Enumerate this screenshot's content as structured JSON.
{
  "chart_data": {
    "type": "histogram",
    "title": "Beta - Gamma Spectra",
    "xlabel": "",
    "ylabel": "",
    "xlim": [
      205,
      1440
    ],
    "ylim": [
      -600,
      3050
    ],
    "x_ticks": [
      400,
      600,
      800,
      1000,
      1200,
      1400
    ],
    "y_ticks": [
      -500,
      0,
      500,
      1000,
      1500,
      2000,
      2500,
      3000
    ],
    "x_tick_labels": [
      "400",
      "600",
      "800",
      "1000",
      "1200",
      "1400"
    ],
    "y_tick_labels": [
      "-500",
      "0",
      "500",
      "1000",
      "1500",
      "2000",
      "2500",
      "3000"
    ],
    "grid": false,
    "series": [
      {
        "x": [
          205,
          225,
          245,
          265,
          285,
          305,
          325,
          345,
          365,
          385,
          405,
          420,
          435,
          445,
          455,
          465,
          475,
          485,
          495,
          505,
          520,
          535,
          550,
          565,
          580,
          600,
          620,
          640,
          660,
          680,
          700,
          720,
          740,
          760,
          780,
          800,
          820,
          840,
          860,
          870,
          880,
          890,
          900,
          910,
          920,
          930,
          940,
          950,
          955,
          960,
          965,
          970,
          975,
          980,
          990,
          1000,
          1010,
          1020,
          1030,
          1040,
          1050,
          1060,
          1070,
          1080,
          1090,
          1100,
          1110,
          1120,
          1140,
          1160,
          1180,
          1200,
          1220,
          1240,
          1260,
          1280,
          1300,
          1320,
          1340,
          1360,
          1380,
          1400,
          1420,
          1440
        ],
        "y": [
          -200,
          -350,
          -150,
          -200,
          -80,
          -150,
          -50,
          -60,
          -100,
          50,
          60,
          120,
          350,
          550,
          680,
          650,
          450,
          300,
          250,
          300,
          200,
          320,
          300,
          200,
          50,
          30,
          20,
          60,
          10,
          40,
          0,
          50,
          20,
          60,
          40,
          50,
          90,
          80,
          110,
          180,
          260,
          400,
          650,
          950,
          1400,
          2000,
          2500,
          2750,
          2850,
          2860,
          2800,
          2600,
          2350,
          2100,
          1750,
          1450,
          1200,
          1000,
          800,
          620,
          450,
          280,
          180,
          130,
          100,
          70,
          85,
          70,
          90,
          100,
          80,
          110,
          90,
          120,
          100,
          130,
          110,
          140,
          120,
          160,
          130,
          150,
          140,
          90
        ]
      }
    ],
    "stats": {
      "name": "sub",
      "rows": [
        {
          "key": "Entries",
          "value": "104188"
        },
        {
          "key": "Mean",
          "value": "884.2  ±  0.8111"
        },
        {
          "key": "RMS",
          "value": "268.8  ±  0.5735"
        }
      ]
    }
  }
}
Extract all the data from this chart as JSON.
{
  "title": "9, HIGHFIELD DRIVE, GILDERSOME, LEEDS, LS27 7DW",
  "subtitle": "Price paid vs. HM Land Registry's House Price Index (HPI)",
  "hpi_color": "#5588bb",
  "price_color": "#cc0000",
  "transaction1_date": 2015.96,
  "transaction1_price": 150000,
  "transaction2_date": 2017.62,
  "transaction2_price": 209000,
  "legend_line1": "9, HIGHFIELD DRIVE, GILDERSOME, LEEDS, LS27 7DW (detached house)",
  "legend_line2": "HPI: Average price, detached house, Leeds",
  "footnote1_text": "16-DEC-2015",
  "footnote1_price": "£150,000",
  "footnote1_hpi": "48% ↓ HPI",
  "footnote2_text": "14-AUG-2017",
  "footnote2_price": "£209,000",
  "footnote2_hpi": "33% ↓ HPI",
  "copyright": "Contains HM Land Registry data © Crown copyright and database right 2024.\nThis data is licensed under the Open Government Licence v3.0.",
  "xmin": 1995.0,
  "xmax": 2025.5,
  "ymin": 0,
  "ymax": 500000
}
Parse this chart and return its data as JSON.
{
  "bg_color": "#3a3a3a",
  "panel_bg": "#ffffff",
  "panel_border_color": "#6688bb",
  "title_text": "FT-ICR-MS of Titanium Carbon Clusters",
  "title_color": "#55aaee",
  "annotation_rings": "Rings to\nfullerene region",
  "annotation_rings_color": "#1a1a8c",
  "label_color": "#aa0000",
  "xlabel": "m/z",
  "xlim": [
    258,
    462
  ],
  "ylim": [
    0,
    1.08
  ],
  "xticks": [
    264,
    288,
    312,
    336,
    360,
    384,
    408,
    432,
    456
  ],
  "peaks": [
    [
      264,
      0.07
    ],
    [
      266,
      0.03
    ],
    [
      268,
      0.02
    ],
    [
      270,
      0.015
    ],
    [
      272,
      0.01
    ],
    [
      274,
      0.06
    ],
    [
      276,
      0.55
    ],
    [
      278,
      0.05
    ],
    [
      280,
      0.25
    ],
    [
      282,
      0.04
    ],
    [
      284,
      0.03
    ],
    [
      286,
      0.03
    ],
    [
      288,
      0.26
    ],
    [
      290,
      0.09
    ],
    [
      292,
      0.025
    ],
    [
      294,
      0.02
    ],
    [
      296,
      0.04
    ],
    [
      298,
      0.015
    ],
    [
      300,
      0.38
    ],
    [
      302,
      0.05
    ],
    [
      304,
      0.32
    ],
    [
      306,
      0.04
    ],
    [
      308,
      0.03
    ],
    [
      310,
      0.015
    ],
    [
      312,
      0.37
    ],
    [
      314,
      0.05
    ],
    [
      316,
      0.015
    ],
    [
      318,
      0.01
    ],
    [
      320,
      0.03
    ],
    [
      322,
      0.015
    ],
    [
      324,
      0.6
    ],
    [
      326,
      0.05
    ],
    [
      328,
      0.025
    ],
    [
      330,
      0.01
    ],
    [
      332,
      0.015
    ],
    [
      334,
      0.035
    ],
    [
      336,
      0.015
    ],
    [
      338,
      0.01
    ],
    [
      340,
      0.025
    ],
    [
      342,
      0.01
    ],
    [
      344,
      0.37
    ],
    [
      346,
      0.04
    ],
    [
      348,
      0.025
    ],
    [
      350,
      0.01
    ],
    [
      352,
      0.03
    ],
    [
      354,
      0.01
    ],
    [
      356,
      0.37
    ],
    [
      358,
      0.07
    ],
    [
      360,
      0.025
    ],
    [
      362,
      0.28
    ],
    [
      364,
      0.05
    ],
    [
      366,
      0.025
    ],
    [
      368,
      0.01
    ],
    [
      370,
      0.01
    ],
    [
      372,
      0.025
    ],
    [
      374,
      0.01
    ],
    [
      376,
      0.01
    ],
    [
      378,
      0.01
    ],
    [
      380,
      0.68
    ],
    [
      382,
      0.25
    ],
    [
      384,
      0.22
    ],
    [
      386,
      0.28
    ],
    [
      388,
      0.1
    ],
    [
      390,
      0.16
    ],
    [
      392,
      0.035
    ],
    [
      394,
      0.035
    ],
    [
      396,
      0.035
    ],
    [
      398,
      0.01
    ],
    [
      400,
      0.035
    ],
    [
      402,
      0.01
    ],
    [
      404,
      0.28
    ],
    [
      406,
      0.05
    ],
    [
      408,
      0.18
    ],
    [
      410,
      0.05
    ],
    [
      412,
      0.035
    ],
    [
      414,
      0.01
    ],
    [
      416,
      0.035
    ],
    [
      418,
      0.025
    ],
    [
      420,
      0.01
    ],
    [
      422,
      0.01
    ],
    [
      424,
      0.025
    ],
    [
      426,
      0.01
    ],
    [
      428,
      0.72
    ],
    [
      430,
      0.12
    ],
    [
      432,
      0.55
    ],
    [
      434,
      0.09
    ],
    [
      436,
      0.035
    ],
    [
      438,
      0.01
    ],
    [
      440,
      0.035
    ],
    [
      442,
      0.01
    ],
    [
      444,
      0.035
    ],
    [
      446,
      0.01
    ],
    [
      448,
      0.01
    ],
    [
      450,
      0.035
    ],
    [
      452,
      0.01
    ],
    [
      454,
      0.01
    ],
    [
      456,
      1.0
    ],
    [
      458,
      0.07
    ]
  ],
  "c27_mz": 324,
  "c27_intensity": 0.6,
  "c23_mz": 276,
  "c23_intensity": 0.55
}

***

● **Exercise brief**: Copy out each line of the material that holds the word "DRIVE".

● **Result for this exercise**:
  "title": "9, HIGHFIELD DRIVE, GILDERSOME, LEEDS, LS27 7DW",
  "legend_line1": "9, HIGHFIELD DRIVE, GILDERSOME, LEEDS, LS27 7DW (detached house)",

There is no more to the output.